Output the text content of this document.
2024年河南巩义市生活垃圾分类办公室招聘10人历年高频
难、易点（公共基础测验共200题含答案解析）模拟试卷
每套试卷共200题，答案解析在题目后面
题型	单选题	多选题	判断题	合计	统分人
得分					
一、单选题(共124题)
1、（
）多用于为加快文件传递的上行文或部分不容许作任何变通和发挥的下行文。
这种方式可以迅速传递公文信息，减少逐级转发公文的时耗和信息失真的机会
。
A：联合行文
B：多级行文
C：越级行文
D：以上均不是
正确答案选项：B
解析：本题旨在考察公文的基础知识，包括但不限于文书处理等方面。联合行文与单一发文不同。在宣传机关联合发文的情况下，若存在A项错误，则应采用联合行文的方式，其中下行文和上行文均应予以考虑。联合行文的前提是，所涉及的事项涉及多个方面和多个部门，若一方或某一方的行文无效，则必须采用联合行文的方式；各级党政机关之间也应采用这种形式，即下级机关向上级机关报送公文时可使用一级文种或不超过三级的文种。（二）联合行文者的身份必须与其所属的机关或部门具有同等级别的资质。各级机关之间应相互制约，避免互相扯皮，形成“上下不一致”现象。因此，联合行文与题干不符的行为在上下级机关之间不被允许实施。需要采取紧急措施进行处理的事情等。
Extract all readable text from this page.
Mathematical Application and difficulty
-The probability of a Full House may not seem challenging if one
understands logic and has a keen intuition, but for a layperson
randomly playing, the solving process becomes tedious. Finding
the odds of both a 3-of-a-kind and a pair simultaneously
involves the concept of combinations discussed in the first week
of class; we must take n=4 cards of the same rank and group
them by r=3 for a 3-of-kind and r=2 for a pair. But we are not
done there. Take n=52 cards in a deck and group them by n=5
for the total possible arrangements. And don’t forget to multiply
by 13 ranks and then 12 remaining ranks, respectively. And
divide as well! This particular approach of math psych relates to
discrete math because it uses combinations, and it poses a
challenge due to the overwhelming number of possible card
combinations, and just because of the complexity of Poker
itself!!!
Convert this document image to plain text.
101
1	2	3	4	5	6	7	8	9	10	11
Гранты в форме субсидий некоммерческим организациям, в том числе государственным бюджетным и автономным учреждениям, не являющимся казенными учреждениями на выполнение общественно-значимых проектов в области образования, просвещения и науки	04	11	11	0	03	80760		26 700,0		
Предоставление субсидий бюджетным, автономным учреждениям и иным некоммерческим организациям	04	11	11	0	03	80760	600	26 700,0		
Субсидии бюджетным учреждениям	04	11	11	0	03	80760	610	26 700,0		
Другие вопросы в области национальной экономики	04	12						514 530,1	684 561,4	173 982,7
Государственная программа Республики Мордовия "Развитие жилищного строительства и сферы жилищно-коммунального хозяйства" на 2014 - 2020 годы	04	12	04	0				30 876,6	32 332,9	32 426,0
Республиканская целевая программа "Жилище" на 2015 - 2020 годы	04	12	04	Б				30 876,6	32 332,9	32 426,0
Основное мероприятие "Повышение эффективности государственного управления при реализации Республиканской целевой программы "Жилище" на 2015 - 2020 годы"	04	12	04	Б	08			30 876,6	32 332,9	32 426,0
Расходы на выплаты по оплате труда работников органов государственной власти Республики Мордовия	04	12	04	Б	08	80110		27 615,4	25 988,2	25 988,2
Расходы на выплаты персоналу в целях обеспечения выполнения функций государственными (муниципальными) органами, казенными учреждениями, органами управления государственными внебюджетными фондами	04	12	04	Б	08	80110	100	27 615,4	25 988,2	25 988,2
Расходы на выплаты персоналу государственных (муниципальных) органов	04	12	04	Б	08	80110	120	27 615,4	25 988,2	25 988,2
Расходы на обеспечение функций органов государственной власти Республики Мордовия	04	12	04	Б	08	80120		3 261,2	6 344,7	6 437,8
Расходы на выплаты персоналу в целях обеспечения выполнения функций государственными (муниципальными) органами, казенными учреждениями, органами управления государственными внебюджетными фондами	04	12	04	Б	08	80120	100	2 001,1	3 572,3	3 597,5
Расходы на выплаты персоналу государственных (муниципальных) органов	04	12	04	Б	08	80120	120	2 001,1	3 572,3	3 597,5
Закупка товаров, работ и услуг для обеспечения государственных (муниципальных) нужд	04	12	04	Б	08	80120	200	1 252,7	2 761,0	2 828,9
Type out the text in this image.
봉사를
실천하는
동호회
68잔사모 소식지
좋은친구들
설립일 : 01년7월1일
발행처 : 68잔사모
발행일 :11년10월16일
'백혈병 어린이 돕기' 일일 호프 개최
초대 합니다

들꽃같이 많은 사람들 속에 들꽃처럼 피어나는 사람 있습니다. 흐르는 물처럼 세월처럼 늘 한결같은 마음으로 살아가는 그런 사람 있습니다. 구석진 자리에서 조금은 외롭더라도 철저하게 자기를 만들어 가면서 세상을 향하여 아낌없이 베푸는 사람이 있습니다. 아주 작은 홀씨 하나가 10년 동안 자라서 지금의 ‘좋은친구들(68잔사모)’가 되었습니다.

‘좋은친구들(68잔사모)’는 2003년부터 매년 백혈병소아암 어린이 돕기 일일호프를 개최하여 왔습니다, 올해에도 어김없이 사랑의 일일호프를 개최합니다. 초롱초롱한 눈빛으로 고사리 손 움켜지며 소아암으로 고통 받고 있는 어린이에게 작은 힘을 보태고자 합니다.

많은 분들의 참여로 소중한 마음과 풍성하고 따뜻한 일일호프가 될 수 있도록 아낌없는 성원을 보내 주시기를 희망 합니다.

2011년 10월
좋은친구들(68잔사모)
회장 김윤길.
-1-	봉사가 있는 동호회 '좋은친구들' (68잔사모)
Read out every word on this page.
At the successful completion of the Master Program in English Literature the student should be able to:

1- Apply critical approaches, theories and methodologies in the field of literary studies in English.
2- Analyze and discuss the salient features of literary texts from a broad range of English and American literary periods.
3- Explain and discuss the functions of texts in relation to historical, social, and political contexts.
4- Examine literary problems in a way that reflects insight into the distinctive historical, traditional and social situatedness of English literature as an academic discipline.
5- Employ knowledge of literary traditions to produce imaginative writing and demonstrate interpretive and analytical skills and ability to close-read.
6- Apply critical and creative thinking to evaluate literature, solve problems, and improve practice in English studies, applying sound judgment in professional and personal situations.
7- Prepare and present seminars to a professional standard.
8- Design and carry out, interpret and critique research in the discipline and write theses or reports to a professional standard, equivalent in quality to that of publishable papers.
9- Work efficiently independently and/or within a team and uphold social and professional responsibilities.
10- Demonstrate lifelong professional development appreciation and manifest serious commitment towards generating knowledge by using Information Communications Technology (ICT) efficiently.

────────

• **WHAT IS BEING ASKED**
Reproduce the entire listing word for word.

• **RESPONSE TO THIS TASK**
Output the text content of this document.
2024年河南巩义市生活垃圾分类办公室招聘10人历年高频
难、易点（公共基础测验共200题含答案解析）模拟试卷
每套试卷共200题，答案解析在题目后面
题型	单选题	多选题	判断题	合计	统分人
得分					
一、单选题(共124题)
1、（
）多用于为加快文件传递的上行文或部分不容许作任何变通和发挥的下行文。
这种方式可以迅速传递公文信息，减少逐级转发公文的时耗和信息失真的机会
。
A：联合行文
B：多级行文
C：越级行文
D：以上均不是
正确答案选项：B
解析：本题旨在考察公文的基础知识，包括但不限于文书处理等方面。联合行文与单一发文不同。在宣传机关联合发文的情况下，若存在A项错误，则应采用联合行文的方式，其中下行文和上行文均应予以考虑。联合行文的前提是，所涉及的事项涉及多个方面和多个部门，若一方或某一方的行文无效，则必须采用联合行文的方式；各级党政机关之间也应采用这种形式，即下级机关向上级机关报送公文时可使用一级文种或不超过三级的文种。（二）联合行文者的身份必须与其所属的机关或部门具有同等级别的资质。各级机关之间应相互制约，避免互相扯皮，形成“上下不一致”现象。因此，联合行文与题干不符的行为在上下级机关之间不被允许实施。需要采取紧急措施进行处理的事情等。
Extract all readable text from this page.
Mathematical Application and difficulty
-The probability of a Full House may not seem challenging if one
understands logic and has a keen intuition, but for a layperson
randomly playing, the solving process becomes tedious. Finding
the odds of both a 3-of-a-kind and a pair simultaneously
involves the concept of combinations discussed in the first week
of class; we must take n=4 cards of the same rank and group
them by r=3 for a 3-of-kind and r=2 for a pair. But we are not
done there. Take n=52 cards in a deck and group them by n=5
for the total possible arrangements. And don’t forget to multiply
by 13 ranks and then 12 remaining ranks, respectively. And
divide as well! This particular approach of math psych relates to
discrete math because it uses combinations, and it poses a
challenge due to the overwhelming number of possible card
combinations, and just because of the complexity of Poker
itself!!!
Convert this document image to plain text.
101
1	2	3	4	5	6	7	8	9	10	11
Гранты в форме субсидий некоммерческим организациям, в том числе государственным бюджетным и автономным учреждениям, не являющимся казенными учреждениями на выполнение общественно-значимых проектов в области образования, просвещения и науки	04	11	11	0	03	80760		26 700,0		
Предоставление субсидий бюджетным, автономным учреждениям и иным некоммерческим организациям	04	11	11	0	03	80760	600	26 700,0		
Субсидии бюджетным учреждениям	04	11	11	0	03	80760	610	26 700,0		
Другие вопросы в области национальной экономики	04	12						514 530,1	684 561,4	173 982,7
Государственная программа Республики Мордовия "Развитие жилищного строительства и сферы жилищно-коммунального хозяйства" на 2014 - 2020 годы	04	12	04	0				30 876,6	32 332,9	32 426,0
Республиканская целевая программа "Жилище" на 2015 - 2020 годы	04	12	04	Б				30 876,6	32 332,9	32 426,0
Основное мероприятие "Повышение эффективности государственного управления при реализации Республиканской целевой программы "Жилище" на 2015 - 2020 годы"	04	12	04	Б	08			30 876,6	32 332,9	32 426,0
Расходы на выплаты по оплате труда работников органов государственной власти Республики Мордовия	04	12	04	Б	08	80110		27 615,4	25 988,2	25 988,2
Расходы на выплаты персоналу в целях обеспечения выполнения функций государственными (муниципальными) органами, казенными учреждениями, органами управления государственными внебюджетными фондами	04	12	04	Б	08	80110	100	27 615,4	25 988,2	25 988,2
Расходы на выплаты персоналу государственных (муниципальных) органов	04	12	04	Б	08	80110	120	27 615,4	25 988,2	25 988,2
Расходы на обеспечение функций органов государственной власти Республики Мордовия	04	12	04	Б	08	80120		3 261,2	6 344,7	6 437,8
Расходы на выплаты персоналу в целях обеспечения выполнения функций государственными (муниципальными) органами, казенными учреждениями, органами управления государственными внебюджетными фондами	04	12	04	Б	08	80120	100	2 001,1	3 572,3	3 597,5
Расходы на выплаты персоналу государственных (муниципальных) органов	04	12	04	Б	08	80120	120	2 001,1	3 572,3	3 597,5
Закупка товаров, работ и услуг для обеспечения государственных (муниципальных) нужд	04	12	04	Б	08	80120	200	1 252,7	2 761,0	2 828,9
Type out the text in this image.
봉사를
실천하는
동호회
68잔사모 소식지
좋은친구들
설립일 : 01년7월1일
발행처 : 68잔사모
발행일 :11년10월16일
'백혈병 어린이 돕기' 일일 호프 개최
초대 합니다

들꽃같이 많은 사람들 속에 들꽃처럼 피어나는 사람 있습니다. 흐르는 물처럼 세월처럼 늘 한결같은 마음으로 살아가는 그런 사람 있습니다. 구석진 자리에서 조금은 외롭더라도 철저하게 자기를 만들어 가면서 세상을 향하여 아낌없이 베푸는 사람이 있습니다. 아주 작은 홀씨 하나가 10년 동안 자라서 지금의 ‘좋은친구들(68잔사모)’가 되었습니다.

‘좋은친구들(68잔사모)’는 2003년부터 매년 백혈병소아암 어린이 돕기 일일호프를 개최하여 왔습니다, 올해에도 어김없이 사랑의 일일호프를 개최합니다. 초롱초롱한 눈빛으로 고사리 손 움켜지며 소아암으로 고통 받고 있는 어린이에게 작은 힘을 보태고자 합니다.

많은 분들의 참여로 소중한 마음과 풍성하고 따뜻한 일일호프가 될 수 있도록 아낌없는 성원을 보내 주시기를 희망 합니다.

2011년 10월
좋은친구들(68잔사모)
회장 김윤길.
-1-	봉사가 있는 동호회 '좋은친구들' (68잔사모)
Read out every word on this page.
At the successful completion of the Master Program in English Literature the student should be able to:

1- Apply critical approaches, theories and methodologies in the field of literary studies in English.
2- Analyze and discuss the salient features of literary texts from a broad range of English and American literary periods.
3- Explain and discuss the functions of texts in relation to historical, social, and political contexts.
4- Examine literary problems in a way that reflects insight into the distinctive historical, traditional and social situatedness of English literature as an academic discipline.
5- Employ knowledge of literary traditions to produce imaginative writing and demonstrate interpretive and analytical skills and ability to close-read.
6- Apply critical and creative thinking to evaluate literature, solve problems, and improve practice in English studies, applying sound judgment in professional and personal situations.
7- Prepare and present seminars to a professional standard.
8- Design and carry out, interpret and critique research in the discipline and write theses or reports to a professional standard, equivalent in quality to that of publishable papers.
9- Work efficiently independently and/or within a team and uphold social and professional responsibilities.
10- Demonstrate lifelong professional development appreciation and manifest serious commitment towards generating knowledge by using Information Communications Technology (ICT) efficiently.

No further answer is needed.